* _Set task_: Write out the full listing again, exactly as it stands.

* _Material shown_:
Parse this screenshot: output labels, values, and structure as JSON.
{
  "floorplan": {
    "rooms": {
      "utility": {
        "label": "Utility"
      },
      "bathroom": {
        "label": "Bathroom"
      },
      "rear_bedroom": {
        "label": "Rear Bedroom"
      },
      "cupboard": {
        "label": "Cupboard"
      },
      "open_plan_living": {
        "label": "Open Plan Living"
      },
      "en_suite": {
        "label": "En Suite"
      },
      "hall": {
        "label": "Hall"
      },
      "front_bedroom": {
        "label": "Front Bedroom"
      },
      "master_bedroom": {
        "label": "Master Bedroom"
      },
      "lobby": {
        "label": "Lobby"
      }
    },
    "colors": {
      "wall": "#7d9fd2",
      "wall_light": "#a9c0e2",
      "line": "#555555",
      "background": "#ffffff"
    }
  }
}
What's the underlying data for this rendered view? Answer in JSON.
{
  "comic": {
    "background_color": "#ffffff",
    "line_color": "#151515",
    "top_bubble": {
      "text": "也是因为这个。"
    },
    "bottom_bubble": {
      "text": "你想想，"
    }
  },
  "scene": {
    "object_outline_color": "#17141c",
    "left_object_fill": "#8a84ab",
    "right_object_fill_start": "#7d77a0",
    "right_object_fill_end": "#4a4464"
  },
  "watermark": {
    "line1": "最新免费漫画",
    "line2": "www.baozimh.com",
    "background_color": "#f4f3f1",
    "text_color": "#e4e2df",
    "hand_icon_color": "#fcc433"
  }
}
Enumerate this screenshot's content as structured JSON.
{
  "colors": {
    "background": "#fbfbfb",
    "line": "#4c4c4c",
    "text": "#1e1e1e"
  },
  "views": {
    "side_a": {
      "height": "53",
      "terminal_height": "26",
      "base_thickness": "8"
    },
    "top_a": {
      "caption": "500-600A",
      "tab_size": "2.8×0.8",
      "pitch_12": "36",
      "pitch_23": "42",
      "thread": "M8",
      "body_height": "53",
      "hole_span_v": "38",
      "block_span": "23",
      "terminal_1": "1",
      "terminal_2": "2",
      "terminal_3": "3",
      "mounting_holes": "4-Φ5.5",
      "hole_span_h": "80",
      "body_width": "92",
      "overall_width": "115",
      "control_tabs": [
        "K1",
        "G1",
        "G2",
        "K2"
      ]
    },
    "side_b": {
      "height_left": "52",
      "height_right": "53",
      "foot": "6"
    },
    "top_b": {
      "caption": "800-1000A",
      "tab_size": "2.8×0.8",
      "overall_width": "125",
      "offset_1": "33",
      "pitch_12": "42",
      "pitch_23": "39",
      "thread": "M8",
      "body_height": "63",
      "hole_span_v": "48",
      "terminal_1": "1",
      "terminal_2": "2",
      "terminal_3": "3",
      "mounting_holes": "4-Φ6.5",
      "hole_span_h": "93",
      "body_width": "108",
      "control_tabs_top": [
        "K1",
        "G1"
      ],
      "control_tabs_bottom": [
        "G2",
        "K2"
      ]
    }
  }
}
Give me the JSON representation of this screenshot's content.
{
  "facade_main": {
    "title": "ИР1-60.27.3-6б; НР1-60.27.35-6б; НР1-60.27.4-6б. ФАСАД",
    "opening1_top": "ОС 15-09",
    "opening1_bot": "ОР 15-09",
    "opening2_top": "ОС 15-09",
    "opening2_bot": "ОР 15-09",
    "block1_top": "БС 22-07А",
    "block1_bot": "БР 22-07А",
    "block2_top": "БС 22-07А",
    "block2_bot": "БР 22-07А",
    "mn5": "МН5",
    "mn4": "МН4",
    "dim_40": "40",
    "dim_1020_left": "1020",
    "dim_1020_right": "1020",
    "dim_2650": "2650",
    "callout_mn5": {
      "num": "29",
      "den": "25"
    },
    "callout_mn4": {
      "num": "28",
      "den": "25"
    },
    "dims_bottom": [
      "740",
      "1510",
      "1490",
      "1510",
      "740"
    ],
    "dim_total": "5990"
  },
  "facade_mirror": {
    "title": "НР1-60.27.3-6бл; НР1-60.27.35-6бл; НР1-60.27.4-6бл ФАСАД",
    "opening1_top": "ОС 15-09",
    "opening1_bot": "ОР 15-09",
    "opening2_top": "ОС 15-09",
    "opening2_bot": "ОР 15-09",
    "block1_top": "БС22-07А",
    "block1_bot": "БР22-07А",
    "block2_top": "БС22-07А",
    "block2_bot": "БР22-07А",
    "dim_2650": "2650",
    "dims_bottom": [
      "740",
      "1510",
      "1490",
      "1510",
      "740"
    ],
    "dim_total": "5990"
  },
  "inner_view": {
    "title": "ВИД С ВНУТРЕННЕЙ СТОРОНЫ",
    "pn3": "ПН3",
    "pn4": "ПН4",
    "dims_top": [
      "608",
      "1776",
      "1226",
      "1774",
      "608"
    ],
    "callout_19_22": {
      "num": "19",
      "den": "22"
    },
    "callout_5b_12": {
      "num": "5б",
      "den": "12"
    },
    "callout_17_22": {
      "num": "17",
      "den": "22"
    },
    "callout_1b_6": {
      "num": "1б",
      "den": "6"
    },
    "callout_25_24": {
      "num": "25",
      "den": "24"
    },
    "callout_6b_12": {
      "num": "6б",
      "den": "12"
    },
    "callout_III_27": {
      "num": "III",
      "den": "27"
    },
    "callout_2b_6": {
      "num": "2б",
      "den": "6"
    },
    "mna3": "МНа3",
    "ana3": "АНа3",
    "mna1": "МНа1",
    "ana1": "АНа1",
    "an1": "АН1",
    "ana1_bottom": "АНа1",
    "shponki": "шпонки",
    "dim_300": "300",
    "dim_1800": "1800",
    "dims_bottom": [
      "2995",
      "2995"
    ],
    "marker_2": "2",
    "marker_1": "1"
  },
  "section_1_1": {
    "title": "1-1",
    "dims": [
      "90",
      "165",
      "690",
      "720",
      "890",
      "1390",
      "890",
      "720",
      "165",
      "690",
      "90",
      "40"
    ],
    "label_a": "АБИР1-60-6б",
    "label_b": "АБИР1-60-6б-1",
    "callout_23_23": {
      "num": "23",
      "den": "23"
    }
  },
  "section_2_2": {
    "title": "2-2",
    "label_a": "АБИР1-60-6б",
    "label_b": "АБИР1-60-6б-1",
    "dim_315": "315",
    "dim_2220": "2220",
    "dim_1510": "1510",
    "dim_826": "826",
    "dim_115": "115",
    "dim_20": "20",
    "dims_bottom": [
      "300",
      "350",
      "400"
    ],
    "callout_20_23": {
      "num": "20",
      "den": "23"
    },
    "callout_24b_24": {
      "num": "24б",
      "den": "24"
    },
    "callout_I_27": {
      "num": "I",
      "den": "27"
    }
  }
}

* _The result_:
Parse this screenshot: output labels, values, and structure as JSON.
{
  "floorplan": {
    "rooms": {
      "utility": {
        "label": "Utility"
      },
      "bathroom": {
        "label": "Bathroom"
      },
      "rear_bedroom": {
        "label": "Rear Bedroom"
      },
      "cupboard": {
        "label": "Cupboard"
      },
      "open_plan_living": {
        "label": "Open Plan Living"
      },
      "en_suite": {
        "label": "En Suite"
      },
      "hall": {
        "label": "Hall"
      },
      "front_bedroom": {
        "label": "Front Bedroom"
      },
      "master_bedroom": {
        "label": "Master Bedroom"
      },
      "lobby": {
        "label": "Lobby"
      }
    },
    "colors": {
      "wall": "#7d9fd2",
      "wall_light": "#a9c0e2",
      "line": "#555555",
      "background": "#ffffff"
    }
  }
}
What's the underlying data for this rendered view? Answer in JSON.
{
  "comic": {
    "background_color": "#ffffff",
    "line_color": "#151515",
    "top_bubble": {
      "text": "也是因为这个。"
    },
    "bottom_bubble": {
      "text": "你想想，"
    }
  },
  "scene": {
    "object_outline_color": "#17141c",
    "left_object_fill": "#8a84ab",
    "right_object_fill_start": "#7d77a0",
    "right_object_fill_end": "#4a4464"
  },
  "watermark": {
    "line1": "最新免费漫画",
    "line2": "www.baozimh.com",
    "background_color": "#f4f3f1",
    "text_color": "#e4e2df",
    "hand_icon_color": "#fcc433"
  }
}
Enumerate this screenshot's content as structured JSON.
{
  "colors": {
    "background": "#fbfbfb",
    "line": "#4c4c4c",
    "text": "#1e1e1e"
  },
  "views": {
    "side_a": {
      "height": "53",
      "terminal_height": "26",
      "base_thickness": "8"
    },
    "top_a": {
      "caption": "500-600A",
      "tab_size": "2.8×0.8",
      "pitch_12": "36",
      "pitch_23": "42",
      "thread": "M8",
      "body_height": "53",
      "hole_span_v": "38",
      "block_span": "23",
      "terminal_1": "1",
      "terminal_2": "2",
      "terminal_3": "3",
      "mounting_holes": "4-Φ5.5",
      "hole_span_h": "80",
      "body_width": "92",
      "overall_width": "115",
      "control_tabs": [
        "K1",
        "G1",
        "G2",
        "K2"
      ]
    },
    "side_b": {
      "height_left": "52",
      "height_right": "53",
      "foot": "6"
    },
    "top_b": {
      "caption": "800-1000A",
      "tab_size": "2.8×0.8",
      "overall_width": "125",
      "offset_1": "33",
      "pitch_12": "42",
      "pitch_23": "39",
      "thread": "M8",
      "body_height": "63",
      "hole_span_v": "48",
      "terminal_1": "1",
      "terminal_2": "2",
      "terminal_3": "3",
      "mounting_holes": "4-Φ6.5",
      "hole_span_h": "93",
      "body_width": "108",
      "control_tabs_top": [
        "K1",
        "G1"
      ],
      "control_tabs_bottom": [
        "G2",
        "K2"
      ]
    }
  }
}
Give me the JSON representation of this screenshot's content.
{
  "facade_main": {
    "title": "ИР1-60.27.3-6б; НР1-60.27.35-6б; НР1-60.27.4-6б. ФАСАД",
    "opening1_top": "ОС 15-09",
    "opening1_bot": "ОР 15-09",
    "opening2_top": "ОС 15-09",
    "opening2_bot": "ОР 15-09",
    "block1_top": "БС 22-07А",
    "block1_bot": "БР 22-07А",
    "block2_top": "БС 22-07А",
    "block2_bot": "БР 22-07А",
    "mn5": "МН5",
    "mn4": "МН4",
    "dim_40": "40",
    "dim_1020_left": "1020",
    "dim_1020_right": "1020",
    "dim_2650": "2650",
    "callout_mn5": {
      "num": "29",
      "den": "25"
    },
    "callout_mn4": {
      "num": "28",
      "den": "25"
    },
    "dims_bottom": [
      "740",
      "1510",
      "1490",
      "1510",
      "740"
    ],
    "dim_total": "5990"
  },
  "facade_mirror": {
    "title": "НР1-60.27.3-6бл; НР1-60.27.35-6бл; НР1-60.27.4-6бл ФАСАД",
    "opening1_top": "ОС 15-09",
    "opening1_bot": "ОР 15-09",
    "opening2_top": "ОС 15-09",
    "opening2_bot": "ОР 15-09",
    "block1_top": "БС22-07А",
    "block1_bot": "БР22-07А",
    "block2_top": "БС22-07А",
    "block2_bot": "БР22-07А",
    "dim_2650": "2650",
    "dims_bottom": [
      "740",
      "1510",
      "1490",
      "1510",
      "740"
    ],
    "dim_total": "5990"
  },
  "inner_view": {
    "title": "ВИД С ВНУТРЕННЕЙ СТОРОНЫ",
    "pn3": "ПН3",
    "pn4": "ПН4",
    "dims_top": [
      "608",
      "1776",
      "1226",
      "1774",
      "608"
    ],
    "callout_19_22": {
      "num": "19",
      "den": "22"
    },
    "callout_5b_12": {
      "num": "5б",
      "den": "12"
    },
    "callout_17_22": {
      "num": "17",
      "den": "22"
    },
    "callout_1b_6": {
      "num": "1б",
      "den": "6"
    },
    "callout_25_24": {
      "num": "25",
      "den": "24"
    },
    "callout_6b_12": {
      "num": "6б",
      "den": "12"
    },
    "callout_III_27": {
      "num": "III",
      "den": "27"
    },
    "callout_2b_6": {
      "num": "2б",
      "den": "6"
    },
    "mna3": "МНа3",
    "ana3": "АНа3",
    "mna1": "МНа1",
    "ana1": "АНа1",
    "an1": "АН1",
    "ana1_bottom": "АНа1",
    "shponki": "шпонки",
    "dim_300": "300",
    "dim_1800": "1800",
    "dims_bottom": [
      "2995",
      "2995"
    ],
    "marker_2": "2",
    "marker_1": "1"
  },
  "section_1_1": {
    "title": "1-1",
    "dims": [
      "90",
      "165",
      "690",
      "720",
      "890",
      "1390",
      "890",
      "720",
      "165",
      "690",
      "90",
      "40"
    ],
    "label_a": "АБИР1-60-6б",
    "label_b": "АБИР1-60-6б-1",
    "callout_23_23": {
      "num": "23",
      "den": "23"
    }
  },
  "section_2_2": {
    "title": "2-2",
    "label_a": "АБИР1-60-6б",
    "label_b": "АБИР1-60-6б-1",
    "dim_315": "315",
    "dim_2220": "2220",
    "dim_1510": "1510",
    "dim_826": "826",
    "dim_115": "115",
    "dim_20": "20",
    "dims_bottom": [
      "300",
      "350",
      "400"
    ],
    "callout_20_23": {
      "num": "20",
      "den": "23"
    },
    "callout_24b_24": {
      "num": "24б",
      "den": "24"
    },
    "callout_I_27": {
      "num": "I",
      "den": "27"
    }
  }
}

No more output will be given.